Passage to read:

* * * *

Palaven is probably where I realized that the game was going to suck.  It’s mostly a point defense mission, and while that’s not bad for a mission or two, that’s all it is.  You show up, pick up the President (Primarch, whatever) and fly off with him and Garrus.  Nothing with Garrus’s dad or sister is dealt with (except in a FUCKING EMAIL), we don’t get to see any of the Turian homeworld since it all takes place actually on the moon of Palaven and it just feels helpless.  Yeah, it’s fine that Shepard fails, sort of, but it’s just a pick up mission.  It’s boring and it doesn’t give Shepard a chance to be heroic.  Have her drop in at a city and cover an escape, but that means another city burns.  She saves people, she gets some glory, but she can’t save everyone.  It’s great mission structure.  Plus, it doesn’t even have to be long like Tuchanka and Rannoch.  Those are about five or six missions, but this could be done in four, with the last one being sort of a short boss fight.  Also, it would be nice to have decent boss fights, but this is BioWare.  That might be a ship too far.

Fifth and finally, do something with some of the side characters.  Most of them, both former PCs and NPCs might get a scene, then do nothing.  The person who gets it the worst is either Jacob or Bailey, hard to say which.  An extended cameo sucks, but ruining their character is worse.  I’m not sure what to do with each one, but giving Jacob, Samara and Bailey something to do would be nice.  Hell, put Jacob on the Citadel and have him run multiplayer or something.  I don’t know.  Just have him do something.

* * * *

Labeled region entries:
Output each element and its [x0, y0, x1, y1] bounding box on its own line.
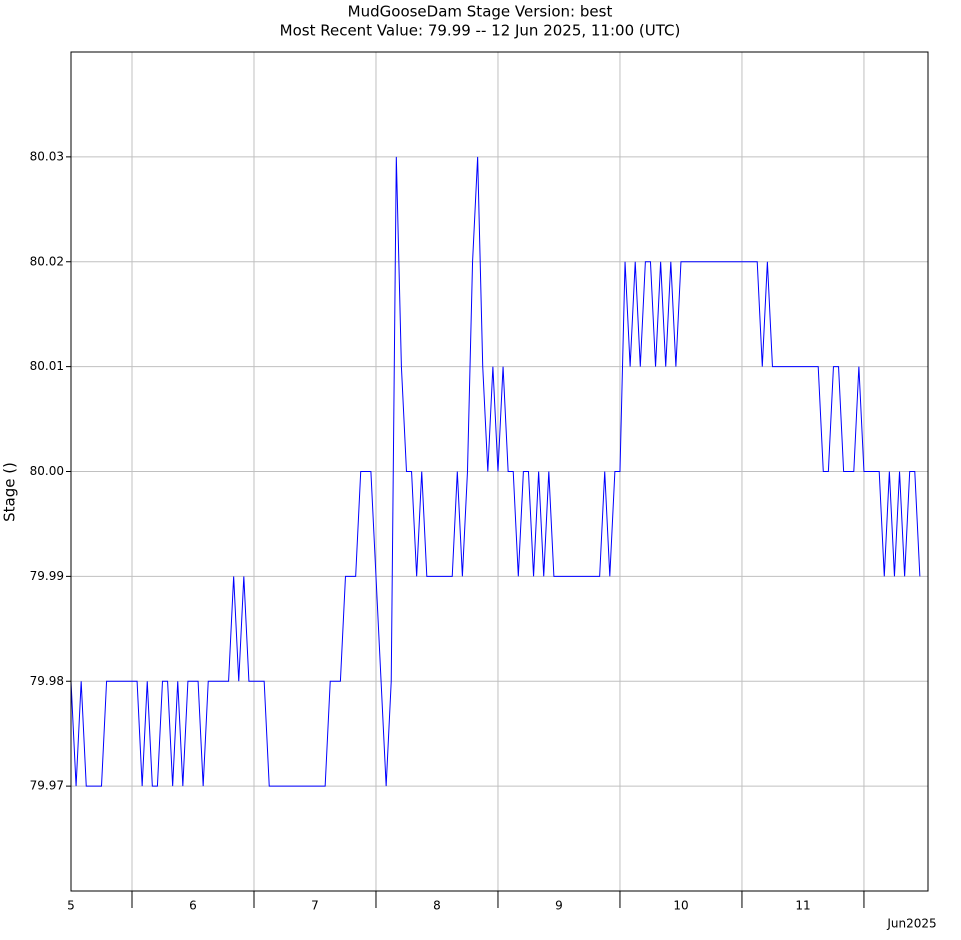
- x-tick-label: 5: [67, 899, 75, 913]
- data-line: [70, 156, 921, 787]
- x-tick-label: 6: [189, 899, 197, 913]
- y-tick-label: 79.99: [30, 569, 64, 583]
- chart-subtitle: Most Recent Value: 79.99 -- 12 Jun 2025,…: [280, 22, 681, 40]
- y-tick-label: 80.00: [30, 464, 64, 478]
- x-tick-label: 8: [433, 899, 441, 913]
- y-tick-label: 80.01: [30, 359, 64, 373]
- x-tick-label: 9: [555, 899, 563, 913]
- y-tick-label: 80.03: [30, 149, 64, 163]
- y-tick-label: 79.97: [30, 779, 64, 793]
- x-tick-label: 11: [795, 899, 810, 913]
- y-tick-label: 80.02: [30, 254, 64, 268]
- x-axis-label: Jun2025: [886, 917, 936, 931]
- y-tick-label: 79.98: [30, 674, 64, 688]
- x-tick-label: 10: [673, 899, 688, 913]
- plot-area: [70, 52, 928, 891]
- chart-title: MudGooseDam Stage Version: best: [348, 3, 613, 21]
- y-axis-label: Stage (): [1, 462, 19, 522]
- x-tick-label: 7: [311, 899, 319, 913]
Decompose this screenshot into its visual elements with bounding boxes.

* * * *

Summarize the passage about the game in two sentences.

The writer calls the Palaven mission a boring pick-up and point defense job that never deals with Garrus's family or shows the Turian homeworld. They suggest a short set of missions where Shepard covers a city's escape and saves some people but not everyone, and they also want side characters such as Jacob, Samara and Bailey given something to do beyond a single scene.